Show each line from the listing that includes the word "SDTVAR".

(Entries with figure data)
******
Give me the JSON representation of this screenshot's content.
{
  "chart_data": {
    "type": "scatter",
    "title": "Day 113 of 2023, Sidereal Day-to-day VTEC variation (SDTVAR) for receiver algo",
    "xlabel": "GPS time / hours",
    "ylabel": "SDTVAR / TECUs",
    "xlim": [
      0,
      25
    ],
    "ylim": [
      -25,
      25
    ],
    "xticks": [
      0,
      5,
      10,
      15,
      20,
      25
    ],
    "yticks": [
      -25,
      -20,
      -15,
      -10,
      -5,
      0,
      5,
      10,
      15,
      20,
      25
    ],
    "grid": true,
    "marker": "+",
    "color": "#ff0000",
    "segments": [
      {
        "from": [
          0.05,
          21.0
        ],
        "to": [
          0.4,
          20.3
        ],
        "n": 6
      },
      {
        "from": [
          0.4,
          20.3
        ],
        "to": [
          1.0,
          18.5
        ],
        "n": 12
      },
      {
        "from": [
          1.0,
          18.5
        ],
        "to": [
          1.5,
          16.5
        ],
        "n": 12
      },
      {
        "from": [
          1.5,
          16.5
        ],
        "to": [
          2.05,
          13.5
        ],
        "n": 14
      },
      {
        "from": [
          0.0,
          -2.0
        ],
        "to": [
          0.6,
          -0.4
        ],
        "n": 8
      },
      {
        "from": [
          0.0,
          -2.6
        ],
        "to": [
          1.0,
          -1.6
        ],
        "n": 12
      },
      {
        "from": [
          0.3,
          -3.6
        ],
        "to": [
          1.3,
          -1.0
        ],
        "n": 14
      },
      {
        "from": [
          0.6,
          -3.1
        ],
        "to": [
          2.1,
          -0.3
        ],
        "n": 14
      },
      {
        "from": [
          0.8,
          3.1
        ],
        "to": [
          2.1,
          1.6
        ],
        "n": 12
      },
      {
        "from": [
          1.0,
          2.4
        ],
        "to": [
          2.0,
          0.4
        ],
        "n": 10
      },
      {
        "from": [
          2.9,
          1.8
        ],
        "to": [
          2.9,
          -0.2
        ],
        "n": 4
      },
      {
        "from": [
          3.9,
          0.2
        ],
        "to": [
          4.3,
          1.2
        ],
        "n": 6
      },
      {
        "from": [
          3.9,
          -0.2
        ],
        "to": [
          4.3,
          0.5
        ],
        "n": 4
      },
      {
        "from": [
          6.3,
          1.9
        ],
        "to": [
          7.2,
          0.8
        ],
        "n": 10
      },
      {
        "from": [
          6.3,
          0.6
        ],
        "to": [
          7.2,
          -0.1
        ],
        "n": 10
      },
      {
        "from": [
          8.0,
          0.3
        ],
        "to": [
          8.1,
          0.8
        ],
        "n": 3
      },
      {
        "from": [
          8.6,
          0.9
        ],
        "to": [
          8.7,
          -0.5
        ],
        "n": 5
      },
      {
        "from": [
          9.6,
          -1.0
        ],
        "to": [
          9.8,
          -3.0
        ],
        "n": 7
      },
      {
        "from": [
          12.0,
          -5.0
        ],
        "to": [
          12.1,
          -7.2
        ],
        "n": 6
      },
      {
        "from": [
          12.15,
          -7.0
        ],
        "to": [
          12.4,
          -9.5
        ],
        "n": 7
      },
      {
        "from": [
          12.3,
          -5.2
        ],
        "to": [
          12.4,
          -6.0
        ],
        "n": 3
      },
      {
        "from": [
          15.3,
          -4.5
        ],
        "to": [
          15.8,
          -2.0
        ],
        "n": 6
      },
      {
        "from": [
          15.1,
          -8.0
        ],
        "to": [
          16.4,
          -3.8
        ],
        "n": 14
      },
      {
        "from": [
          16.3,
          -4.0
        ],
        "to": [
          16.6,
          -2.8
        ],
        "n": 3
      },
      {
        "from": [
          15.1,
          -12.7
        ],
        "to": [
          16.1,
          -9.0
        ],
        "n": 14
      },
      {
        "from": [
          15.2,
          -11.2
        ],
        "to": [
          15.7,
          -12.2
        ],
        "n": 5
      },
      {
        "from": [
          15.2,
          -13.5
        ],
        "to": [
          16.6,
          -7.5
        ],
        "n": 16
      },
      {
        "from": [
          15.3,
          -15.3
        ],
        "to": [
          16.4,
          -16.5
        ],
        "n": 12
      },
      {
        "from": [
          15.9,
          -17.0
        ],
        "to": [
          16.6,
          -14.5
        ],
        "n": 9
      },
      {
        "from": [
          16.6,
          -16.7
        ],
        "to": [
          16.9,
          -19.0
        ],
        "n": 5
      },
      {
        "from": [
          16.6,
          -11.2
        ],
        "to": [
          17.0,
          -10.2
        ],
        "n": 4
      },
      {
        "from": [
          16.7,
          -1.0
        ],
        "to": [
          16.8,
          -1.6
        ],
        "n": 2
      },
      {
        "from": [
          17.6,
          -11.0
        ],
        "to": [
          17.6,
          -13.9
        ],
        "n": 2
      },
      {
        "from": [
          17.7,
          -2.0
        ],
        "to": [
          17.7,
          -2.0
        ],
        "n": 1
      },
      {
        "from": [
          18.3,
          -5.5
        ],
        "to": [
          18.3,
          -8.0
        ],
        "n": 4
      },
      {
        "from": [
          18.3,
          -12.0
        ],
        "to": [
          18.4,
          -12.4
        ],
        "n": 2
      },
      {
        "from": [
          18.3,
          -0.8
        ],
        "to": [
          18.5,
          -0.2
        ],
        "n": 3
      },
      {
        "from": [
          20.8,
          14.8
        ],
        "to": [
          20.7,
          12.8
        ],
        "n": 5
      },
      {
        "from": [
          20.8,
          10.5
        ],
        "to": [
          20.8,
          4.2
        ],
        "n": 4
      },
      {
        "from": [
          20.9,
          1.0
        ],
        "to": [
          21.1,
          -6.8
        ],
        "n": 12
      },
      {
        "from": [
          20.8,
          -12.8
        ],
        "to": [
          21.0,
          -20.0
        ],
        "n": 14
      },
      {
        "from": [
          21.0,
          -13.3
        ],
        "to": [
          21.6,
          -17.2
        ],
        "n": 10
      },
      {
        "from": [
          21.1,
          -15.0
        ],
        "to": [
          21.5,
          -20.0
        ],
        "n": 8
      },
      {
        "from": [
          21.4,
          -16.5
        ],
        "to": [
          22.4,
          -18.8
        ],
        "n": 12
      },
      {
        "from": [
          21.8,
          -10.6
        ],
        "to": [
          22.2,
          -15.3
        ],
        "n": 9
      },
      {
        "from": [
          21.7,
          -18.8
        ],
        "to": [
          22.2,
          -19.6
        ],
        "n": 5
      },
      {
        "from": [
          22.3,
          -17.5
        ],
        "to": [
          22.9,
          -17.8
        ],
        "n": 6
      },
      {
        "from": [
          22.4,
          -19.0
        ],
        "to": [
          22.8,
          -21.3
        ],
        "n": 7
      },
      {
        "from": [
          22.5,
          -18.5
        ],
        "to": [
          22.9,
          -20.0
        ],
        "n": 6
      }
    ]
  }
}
******
> _Correct output_:
    "title": "Day 113 of 2023, Sidereal Day-to-day VTEC variation (SDTVAR) for receiver algo",
    "ylabel": "SDTVAR / TECUs",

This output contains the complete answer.